-- EXERCISE INSTRUCTIONS --
Copy each line with the word "slope" in it.
━━━━━━━━━━━━━━━━━━━━━━━━━━━━━━
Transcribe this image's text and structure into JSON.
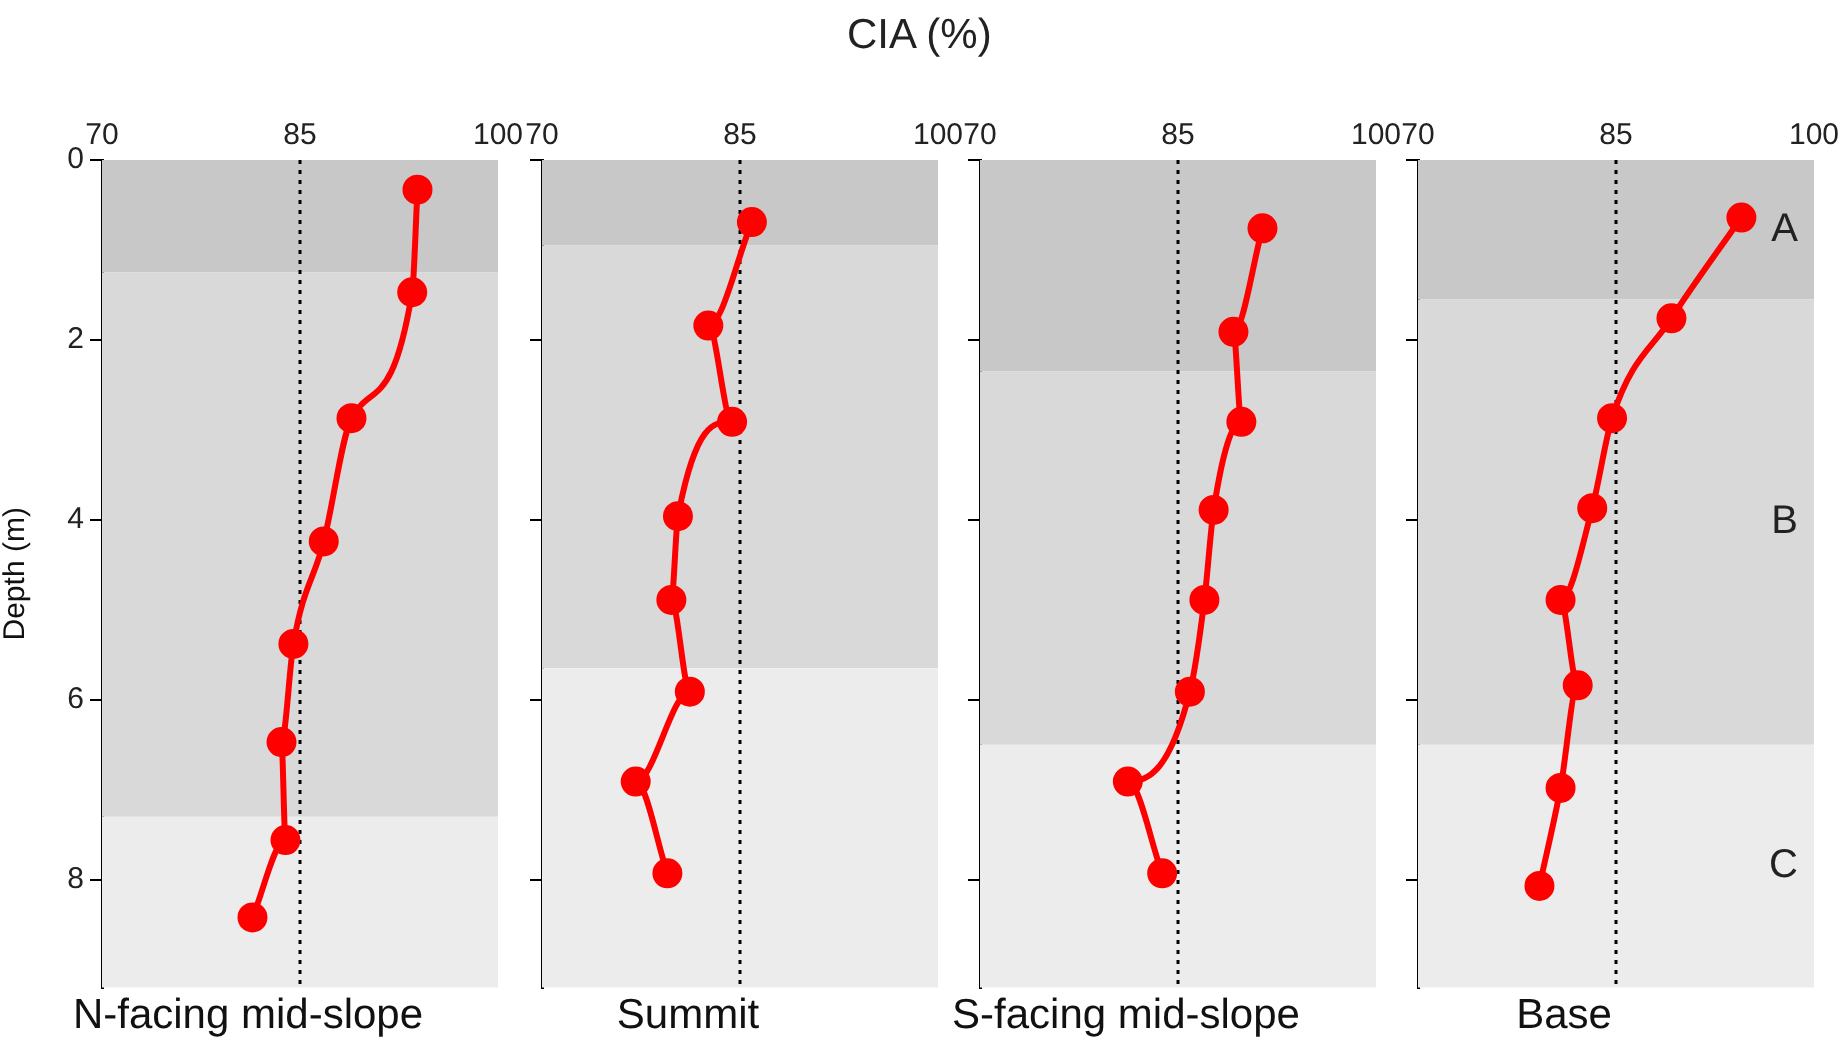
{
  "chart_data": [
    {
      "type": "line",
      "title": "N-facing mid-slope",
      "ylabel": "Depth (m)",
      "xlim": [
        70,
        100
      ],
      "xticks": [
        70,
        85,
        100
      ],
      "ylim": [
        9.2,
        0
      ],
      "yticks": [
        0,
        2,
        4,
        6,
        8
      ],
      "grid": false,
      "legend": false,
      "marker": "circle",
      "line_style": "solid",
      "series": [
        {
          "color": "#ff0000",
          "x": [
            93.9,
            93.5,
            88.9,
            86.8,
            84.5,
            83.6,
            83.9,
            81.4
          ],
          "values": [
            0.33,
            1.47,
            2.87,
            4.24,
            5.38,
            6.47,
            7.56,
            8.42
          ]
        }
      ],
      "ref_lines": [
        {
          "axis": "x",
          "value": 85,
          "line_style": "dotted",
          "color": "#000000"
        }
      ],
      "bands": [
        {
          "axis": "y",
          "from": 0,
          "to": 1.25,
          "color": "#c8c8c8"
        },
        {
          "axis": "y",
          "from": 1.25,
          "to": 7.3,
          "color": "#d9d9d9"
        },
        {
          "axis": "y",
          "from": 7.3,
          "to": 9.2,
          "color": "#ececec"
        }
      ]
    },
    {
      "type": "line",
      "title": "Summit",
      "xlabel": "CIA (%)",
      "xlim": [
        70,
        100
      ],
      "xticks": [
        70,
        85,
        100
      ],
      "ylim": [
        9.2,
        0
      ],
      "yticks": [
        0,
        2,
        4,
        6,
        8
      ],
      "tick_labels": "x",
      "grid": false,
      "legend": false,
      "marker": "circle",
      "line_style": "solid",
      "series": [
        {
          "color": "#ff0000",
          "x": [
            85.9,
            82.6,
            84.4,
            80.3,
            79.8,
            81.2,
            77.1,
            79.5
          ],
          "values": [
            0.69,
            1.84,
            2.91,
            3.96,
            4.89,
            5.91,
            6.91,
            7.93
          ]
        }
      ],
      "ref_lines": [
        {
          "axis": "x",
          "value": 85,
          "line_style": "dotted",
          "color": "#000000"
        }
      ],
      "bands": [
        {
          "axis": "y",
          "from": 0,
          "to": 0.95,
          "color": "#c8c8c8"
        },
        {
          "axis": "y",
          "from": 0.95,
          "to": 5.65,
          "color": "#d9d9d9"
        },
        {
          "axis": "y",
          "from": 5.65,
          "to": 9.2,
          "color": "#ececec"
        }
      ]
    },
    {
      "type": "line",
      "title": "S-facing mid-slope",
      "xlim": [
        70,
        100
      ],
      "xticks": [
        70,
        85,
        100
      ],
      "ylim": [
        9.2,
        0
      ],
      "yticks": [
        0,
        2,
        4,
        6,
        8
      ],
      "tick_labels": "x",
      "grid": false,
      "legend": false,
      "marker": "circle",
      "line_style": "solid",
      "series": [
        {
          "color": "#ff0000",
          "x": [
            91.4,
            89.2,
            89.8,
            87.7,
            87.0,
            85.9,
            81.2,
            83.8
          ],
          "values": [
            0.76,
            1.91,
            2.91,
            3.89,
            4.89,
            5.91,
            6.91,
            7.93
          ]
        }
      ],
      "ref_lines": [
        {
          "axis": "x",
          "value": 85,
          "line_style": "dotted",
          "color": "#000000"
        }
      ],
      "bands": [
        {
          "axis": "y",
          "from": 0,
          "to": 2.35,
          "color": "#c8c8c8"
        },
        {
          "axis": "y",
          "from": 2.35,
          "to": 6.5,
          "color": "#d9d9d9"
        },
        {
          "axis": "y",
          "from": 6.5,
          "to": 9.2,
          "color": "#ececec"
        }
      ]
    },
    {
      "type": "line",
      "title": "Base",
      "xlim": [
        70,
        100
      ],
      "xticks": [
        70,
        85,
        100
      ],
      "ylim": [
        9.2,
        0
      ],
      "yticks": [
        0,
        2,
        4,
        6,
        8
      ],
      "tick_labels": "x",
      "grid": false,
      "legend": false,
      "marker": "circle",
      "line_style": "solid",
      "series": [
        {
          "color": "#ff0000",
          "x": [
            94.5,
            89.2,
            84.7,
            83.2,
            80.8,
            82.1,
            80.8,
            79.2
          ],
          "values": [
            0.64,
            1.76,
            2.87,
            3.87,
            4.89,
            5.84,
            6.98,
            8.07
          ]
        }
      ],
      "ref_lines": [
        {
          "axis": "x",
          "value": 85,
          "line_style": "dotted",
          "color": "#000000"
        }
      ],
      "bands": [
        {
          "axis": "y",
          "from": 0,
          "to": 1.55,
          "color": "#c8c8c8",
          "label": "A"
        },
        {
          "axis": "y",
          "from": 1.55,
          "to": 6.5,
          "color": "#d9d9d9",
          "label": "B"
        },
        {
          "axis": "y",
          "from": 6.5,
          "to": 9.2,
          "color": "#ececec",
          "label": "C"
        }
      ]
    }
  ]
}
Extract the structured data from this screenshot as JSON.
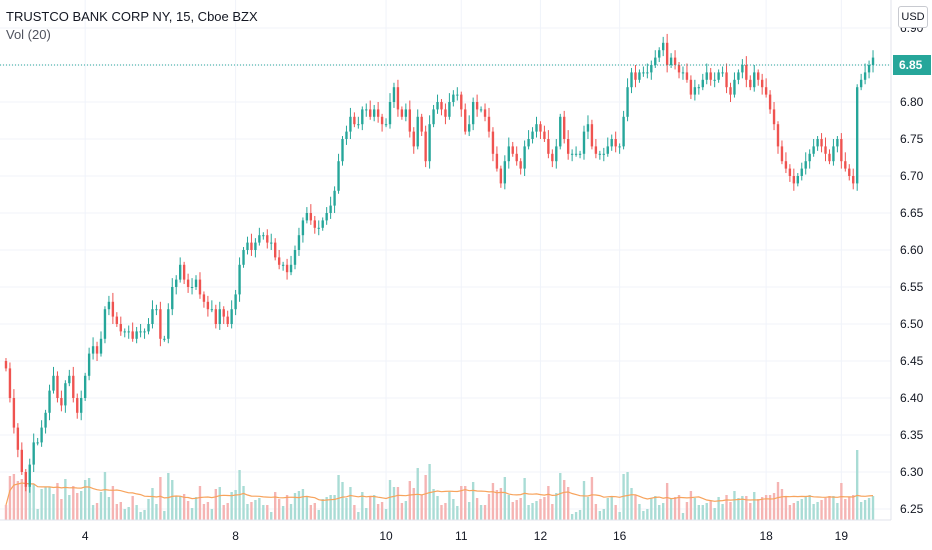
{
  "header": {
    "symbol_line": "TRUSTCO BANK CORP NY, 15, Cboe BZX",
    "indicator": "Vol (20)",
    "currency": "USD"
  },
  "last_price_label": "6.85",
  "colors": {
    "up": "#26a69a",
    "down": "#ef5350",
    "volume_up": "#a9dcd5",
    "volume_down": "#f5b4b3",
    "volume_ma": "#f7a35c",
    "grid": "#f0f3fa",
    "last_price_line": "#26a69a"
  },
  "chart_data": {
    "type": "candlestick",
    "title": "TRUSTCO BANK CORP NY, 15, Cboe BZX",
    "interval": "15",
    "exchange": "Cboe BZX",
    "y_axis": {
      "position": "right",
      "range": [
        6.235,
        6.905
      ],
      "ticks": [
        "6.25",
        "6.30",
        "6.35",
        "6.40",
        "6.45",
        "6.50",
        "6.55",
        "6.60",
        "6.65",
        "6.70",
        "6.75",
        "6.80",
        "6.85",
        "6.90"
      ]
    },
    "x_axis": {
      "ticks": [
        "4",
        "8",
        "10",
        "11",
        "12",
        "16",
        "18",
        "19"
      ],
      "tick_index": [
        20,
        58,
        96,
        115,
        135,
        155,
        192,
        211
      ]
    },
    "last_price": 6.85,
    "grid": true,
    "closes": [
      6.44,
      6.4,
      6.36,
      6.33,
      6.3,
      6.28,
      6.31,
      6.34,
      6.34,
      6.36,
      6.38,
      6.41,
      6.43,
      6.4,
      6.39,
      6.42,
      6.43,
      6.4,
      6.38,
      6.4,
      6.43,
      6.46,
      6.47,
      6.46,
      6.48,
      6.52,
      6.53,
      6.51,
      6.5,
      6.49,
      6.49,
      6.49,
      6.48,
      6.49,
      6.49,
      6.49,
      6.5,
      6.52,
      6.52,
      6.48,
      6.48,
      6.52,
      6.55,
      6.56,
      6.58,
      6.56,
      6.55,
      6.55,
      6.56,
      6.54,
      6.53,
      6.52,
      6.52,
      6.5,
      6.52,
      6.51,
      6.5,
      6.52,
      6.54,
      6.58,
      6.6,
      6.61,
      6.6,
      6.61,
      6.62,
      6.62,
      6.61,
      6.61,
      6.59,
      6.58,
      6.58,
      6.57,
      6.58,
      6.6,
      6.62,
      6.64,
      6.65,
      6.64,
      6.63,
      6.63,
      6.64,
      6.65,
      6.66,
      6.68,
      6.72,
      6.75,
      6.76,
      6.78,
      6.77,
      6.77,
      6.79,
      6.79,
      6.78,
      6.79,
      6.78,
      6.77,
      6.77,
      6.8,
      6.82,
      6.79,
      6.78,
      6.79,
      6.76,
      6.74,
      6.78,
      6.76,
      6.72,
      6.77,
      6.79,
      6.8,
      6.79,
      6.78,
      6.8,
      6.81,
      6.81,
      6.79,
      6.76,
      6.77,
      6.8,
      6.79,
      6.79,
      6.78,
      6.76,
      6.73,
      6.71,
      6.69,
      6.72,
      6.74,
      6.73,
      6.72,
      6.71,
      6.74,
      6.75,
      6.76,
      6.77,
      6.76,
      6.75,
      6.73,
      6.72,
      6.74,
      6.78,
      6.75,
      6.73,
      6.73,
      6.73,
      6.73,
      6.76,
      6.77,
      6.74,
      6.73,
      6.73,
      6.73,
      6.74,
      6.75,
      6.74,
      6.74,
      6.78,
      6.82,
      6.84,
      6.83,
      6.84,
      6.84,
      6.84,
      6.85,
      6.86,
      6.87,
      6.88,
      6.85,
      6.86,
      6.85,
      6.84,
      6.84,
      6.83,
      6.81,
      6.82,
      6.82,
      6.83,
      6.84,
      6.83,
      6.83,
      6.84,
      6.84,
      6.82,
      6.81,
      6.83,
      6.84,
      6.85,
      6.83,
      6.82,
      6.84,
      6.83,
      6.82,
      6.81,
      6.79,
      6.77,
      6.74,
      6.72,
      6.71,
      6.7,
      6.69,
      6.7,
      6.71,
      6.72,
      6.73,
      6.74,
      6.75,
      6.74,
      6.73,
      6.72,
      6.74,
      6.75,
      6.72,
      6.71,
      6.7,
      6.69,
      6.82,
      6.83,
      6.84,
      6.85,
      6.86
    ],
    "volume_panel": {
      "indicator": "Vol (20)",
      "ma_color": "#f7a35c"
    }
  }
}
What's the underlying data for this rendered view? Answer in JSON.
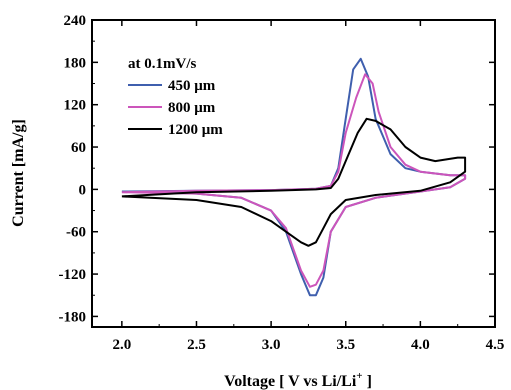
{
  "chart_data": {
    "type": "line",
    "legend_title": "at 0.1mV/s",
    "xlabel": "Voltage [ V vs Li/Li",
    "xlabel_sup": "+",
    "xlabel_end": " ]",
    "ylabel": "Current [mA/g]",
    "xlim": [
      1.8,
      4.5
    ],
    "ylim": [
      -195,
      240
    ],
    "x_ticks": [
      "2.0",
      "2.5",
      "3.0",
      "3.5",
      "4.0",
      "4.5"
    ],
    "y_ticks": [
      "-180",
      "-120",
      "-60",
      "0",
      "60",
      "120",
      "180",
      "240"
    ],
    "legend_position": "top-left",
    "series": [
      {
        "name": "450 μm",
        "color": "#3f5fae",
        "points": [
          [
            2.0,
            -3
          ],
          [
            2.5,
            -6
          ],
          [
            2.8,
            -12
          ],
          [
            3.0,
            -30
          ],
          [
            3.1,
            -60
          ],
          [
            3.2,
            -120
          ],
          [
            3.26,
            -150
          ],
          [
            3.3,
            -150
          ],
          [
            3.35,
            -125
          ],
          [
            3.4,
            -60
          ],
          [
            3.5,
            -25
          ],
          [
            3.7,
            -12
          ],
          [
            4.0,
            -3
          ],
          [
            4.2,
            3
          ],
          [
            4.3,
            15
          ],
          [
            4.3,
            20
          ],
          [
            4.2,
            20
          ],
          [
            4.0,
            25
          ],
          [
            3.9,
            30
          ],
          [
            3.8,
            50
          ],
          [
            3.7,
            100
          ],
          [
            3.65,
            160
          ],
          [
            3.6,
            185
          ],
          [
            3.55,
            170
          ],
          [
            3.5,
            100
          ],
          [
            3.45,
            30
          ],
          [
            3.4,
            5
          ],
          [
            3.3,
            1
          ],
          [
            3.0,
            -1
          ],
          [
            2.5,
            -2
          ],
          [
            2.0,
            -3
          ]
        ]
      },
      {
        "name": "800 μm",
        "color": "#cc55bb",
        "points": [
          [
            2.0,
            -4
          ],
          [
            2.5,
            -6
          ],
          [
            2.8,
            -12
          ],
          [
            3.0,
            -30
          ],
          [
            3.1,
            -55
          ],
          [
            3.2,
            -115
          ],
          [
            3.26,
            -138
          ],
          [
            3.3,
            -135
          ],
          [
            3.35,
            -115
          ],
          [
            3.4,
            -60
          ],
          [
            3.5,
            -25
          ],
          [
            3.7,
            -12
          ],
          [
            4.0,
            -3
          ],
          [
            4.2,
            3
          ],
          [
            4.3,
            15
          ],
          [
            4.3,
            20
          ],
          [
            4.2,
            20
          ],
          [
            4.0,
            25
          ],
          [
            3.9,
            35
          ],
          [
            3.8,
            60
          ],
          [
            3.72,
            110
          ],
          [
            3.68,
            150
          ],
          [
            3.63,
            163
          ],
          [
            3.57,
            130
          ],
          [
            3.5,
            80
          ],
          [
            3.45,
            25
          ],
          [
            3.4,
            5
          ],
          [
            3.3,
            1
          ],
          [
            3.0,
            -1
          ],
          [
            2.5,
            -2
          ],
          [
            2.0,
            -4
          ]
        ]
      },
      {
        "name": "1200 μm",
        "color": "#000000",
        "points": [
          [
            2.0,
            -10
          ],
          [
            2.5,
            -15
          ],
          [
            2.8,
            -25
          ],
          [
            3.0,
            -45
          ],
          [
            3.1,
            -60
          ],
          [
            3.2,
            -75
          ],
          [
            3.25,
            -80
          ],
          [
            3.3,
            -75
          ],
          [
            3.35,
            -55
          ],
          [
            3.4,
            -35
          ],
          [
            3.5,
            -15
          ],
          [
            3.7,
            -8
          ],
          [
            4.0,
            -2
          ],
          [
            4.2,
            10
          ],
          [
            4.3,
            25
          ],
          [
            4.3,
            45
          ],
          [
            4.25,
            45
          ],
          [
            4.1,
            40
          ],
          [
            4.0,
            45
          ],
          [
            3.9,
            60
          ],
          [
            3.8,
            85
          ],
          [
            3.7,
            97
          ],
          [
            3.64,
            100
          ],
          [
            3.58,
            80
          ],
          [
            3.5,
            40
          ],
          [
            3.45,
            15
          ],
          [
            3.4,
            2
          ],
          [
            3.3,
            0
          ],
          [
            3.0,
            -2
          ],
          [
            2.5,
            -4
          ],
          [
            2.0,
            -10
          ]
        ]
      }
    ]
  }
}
━━━━━━━━━━━━━━━━━━━━━━━━━━━━━━
-- SOLUTION TO THIS TASK --
      "title": "N-facing mid-slope",
      "title": "S-facing mid-slope",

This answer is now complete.